> [Data shown]
┌──

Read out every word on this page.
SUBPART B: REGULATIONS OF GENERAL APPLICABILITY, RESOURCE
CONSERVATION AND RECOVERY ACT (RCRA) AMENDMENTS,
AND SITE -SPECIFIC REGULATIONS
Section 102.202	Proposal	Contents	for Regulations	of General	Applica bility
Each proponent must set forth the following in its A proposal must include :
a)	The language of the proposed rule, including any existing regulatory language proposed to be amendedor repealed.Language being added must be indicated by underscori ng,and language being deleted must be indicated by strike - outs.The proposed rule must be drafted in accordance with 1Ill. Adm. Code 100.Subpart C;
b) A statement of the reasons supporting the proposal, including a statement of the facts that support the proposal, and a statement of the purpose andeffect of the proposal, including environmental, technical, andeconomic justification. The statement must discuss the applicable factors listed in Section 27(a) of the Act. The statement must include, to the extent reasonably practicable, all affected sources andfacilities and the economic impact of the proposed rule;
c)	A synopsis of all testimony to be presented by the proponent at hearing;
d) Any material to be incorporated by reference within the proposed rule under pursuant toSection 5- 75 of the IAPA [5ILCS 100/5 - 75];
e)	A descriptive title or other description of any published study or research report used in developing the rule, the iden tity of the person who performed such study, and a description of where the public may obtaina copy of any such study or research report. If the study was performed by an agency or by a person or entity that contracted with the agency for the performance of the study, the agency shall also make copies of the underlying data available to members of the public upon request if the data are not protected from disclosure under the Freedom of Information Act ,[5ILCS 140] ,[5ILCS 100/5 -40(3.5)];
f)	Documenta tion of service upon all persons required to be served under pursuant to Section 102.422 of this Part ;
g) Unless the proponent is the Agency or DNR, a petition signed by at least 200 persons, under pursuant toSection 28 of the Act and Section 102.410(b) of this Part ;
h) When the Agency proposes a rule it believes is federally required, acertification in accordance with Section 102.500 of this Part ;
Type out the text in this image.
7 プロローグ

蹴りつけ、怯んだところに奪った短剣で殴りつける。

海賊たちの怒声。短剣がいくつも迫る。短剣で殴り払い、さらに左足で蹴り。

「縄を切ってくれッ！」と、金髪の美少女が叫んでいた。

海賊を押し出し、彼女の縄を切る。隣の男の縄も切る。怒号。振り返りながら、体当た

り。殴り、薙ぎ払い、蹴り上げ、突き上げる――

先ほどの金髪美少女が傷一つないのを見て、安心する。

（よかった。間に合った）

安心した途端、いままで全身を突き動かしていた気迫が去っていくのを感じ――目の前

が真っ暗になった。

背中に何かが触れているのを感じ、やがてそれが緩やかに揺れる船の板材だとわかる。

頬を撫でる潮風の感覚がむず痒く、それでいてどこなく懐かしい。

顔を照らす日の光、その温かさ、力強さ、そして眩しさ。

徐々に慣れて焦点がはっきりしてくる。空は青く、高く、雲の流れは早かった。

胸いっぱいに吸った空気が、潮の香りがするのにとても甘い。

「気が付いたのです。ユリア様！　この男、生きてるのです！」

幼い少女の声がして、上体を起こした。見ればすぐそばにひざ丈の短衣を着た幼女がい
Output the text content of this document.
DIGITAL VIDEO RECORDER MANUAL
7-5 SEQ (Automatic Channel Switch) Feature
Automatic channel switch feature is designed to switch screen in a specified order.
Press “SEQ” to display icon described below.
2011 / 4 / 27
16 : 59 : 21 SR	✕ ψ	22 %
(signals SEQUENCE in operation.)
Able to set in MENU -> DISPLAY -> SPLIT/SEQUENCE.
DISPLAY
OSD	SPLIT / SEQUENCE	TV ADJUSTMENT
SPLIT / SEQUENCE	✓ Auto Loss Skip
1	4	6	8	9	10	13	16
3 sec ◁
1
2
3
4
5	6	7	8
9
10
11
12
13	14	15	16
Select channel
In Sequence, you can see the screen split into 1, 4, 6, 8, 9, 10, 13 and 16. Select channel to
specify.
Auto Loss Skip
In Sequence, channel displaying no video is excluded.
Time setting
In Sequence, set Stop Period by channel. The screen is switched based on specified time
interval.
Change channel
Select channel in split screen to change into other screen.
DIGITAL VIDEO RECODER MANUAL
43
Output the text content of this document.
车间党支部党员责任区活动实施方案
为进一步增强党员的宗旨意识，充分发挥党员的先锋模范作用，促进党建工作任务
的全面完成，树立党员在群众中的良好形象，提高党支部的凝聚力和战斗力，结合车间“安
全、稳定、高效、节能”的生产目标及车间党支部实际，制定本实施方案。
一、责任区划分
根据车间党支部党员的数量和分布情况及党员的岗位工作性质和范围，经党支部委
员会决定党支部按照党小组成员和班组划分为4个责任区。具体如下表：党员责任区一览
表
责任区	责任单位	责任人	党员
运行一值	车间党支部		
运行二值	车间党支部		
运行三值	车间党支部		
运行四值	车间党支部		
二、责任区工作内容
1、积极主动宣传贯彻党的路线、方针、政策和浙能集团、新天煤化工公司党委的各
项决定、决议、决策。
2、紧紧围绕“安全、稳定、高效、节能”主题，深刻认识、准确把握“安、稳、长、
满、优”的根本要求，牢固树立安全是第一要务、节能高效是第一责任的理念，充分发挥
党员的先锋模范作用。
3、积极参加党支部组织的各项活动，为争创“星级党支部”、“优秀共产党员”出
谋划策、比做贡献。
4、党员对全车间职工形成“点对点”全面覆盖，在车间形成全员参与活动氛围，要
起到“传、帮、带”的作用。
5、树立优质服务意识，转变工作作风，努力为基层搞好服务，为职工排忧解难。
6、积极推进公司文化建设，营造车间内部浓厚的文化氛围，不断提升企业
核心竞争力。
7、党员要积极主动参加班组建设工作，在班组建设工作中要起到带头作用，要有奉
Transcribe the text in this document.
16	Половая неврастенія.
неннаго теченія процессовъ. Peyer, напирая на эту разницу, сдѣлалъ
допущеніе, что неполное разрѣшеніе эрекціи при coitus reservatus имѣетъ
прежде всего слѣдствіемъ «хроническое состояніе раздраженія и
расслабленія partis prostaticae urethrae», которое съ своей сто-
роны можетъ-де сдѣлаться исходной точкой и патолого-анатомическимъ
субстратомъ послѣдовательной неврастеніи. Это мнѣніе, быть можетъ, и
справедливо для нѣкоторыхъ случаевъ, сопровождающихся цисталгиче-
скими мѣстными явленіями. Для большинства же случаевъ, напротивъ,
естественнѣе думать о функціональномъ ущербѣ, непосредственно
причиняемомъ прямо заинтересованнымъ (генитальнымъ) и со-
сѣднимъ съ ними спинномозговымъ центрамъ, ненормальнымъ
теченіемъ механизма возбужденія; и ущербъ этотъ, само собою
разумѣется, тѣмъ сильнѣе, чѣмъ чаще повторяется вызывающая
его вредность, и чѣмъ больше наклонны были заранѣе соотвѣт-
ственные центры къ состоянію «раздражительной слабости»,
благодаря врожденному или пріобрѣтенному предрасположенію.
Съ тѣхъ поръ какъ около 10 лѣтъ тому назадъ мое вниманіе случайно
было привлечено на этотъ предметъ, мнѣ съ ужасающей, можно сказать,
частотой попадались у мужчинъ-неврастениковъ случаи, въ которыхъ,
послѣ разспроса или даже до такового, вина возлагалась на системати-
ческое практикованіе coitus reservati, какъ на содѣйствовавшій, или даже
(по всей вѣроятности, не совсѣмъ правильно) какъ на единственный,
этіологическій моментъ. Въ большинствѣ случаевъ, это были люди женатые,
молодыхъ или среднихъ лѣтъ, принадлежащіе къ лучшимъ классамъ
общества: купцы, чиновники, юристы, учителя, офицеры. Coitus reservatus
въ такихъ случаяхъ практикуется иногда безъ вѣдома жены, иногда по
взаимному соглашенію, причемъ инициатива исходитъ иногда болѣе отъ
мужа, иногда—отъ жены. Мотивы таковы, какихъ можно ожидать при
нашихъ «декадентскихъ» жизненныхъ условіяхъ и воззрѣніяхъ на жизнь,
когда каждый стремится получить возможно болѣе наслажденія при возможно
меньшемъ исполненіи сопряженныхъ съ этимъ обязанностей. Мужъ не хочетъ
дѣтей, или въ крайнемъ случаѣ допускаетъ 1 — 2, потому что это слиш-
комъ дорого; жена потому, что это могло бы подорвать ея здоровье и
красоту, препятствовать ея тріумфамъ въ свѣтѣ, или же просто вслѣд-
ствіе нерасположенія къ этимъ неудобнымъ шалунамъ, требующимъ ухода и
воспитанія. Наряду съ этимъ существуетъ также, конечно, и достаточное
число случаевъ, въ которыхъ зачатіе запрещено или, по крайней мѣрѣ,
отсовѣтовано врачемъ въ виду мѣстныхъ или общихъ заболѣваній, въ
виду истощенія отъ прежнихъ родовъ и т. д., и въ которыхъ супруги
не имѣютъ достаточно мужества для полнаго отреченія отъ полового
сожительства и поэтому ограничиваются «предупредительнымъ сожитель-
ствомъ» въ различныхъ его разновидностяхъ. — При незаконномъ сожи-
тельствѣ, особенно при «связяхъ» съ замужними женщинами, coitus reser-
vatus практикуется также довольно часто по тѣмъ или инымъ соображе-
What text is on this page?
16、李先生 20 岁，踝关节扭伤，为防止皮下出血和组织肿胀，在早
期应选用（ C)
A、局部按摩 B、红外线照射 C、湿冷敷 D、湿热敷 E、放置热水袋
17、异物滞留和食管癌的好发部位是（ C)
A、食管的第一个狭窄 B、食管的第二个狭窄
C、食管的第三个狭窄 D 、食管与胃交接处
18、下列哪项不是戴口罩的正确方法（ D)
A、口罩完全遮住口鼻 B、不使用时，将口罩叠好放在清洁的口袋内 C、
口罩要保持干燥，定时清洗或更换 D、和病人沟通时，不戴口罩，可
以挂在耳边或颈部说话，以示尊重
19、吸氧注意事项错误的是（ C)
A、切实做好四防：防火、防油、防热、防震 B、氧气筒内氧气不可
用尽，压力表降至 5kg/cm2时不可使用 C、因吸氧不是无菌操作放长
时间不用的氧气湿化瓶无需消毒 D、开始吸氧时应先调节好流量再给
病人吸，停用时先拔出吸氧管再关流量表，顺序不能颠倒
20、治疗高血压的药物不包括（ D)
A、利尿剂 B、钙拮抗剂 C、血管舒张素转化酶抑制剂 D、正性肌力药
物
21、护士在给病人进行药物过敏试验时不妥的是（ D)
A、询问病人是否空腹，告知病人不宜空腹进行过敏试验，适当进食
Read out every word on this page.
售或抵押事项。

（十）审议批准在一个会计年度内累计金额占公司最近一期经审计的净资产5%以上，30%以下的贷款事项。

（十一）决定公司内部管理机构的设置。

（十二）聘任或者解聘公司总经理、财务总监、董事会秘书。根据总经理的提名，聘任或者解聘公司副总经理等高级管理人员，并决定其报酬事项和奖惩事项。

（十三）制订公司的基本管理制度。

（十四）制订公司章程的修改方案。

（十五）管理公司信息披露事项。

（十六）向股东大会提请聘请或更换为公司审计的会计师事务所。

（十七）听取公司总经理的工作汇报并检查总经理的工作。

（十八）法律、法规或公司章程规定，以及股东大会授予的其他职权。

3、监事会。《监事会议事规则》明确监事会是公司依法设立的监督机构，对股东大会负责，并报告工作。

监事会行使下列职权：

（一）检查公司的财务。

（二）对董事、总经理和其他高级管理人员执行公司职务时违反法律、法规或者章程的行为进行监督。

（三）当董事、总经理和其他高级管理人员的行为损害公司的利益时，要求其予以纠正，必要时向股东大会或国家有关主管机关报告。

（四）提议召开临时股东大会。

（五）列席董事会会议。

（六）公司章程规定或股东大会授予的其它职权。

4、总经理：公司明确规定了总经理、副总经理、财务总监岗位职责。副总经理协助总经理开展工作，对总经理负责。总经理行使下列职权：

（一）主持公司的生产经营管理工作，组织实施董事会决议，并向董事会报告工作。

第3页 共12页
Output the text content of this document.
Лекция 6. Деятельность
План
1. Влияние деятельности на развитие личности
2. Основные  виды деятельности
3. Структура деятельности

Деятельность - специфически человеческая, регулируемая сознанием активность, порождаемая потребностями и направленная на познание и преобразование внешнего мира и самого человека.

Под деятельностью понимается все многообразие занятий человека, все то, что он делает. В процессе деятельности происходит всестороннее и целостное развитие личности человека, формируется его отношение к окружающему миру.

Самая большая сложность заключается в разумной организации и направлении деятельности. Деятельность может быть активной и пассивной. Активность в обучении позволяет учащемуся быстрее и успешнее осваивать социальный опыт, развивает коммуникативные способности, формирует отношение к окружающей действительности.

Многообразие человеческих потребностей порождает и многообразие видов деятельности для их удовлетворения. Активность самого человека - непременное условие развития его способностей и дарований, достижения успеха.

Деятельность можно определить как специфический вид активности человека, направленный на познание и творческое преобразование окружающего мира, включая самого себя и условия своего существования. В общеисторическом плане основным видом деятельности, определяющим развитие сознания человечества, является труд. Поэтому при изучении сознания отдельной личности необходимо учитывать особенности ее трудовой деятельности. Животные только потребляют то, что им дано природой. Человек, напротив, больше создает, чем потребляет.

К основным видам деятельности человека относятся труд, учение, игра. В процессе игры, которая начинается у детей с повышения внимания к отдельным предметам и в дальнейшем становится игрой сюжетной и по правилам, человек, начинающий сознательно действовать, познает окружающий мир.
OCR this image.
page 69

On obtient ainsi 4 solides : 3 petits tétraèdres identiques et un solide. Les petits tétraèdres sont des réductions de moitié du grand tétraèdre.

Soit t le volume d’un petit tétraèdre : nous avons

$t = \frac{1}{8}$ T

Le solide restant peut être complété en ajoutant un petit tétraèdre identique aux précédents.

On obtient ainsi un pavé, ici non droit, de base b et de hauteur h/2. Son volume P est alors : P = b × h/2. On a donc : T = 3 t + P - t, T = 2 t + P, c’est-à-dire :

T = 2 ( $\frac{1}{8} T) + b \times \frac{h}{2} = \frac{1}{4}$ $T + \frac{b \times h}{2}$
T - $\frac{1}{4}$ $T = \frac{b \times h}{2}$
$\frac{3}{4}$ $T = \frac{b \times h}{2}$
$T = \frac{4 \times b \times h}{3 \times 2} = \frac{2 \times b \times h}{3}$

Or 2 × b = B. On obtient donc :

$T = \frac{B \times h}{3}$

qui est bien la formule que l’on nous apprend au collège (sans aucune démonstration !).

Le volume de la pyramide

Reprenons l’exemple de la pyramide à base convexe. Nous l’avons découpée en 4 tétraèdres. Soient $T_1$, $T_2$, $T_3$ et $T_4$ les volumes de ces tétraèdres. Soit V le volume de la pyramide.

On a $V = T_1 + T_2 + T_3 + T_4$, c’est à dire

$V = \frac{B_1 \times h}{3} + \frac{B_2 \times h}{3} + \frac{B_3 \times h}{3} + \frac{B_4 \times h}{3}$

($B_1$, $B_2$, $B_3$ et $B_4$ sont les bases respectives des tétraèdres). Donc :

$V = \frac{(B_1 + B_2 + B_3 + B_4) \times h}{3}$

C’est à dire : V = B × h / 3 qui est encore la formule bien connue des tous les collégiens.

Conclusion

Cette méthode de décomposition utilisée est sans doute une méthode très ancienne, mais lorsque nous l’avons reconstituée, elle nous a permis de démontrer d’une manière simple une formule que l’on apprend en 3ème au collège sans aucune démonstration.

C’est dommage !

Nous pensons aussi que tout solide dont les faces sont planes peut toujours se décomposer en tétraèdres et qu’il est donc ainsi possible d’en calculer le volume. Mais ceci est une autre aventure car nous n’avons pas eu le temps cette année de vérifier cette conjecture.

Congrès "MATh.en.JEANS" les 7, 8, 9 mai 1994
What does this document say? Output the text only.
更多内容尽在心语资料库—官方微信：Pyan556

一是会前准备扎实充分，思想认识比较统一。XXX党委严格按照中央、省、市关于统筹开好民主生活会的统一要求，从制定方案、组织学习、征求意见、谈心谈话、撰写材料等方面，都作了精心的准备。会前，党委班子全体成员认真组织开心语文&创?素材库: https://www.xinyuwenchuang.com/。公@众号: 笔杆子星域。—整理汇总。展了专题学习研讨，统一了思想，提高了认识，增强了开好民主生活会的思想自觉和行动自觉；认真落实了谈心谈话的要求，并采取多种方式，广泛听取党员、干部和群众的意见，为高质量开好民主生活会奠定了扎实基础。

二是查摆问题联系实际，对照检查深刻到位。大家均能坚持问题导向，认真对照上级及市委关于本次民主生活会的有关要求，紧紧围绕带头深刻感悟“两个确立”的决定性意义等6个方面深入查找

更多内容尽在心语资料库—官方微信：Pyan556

└──

> [Exercise instructions] The answer should be a single number: the count of lines in the data that include the string "чѣмъ".

> [Complete answer] 2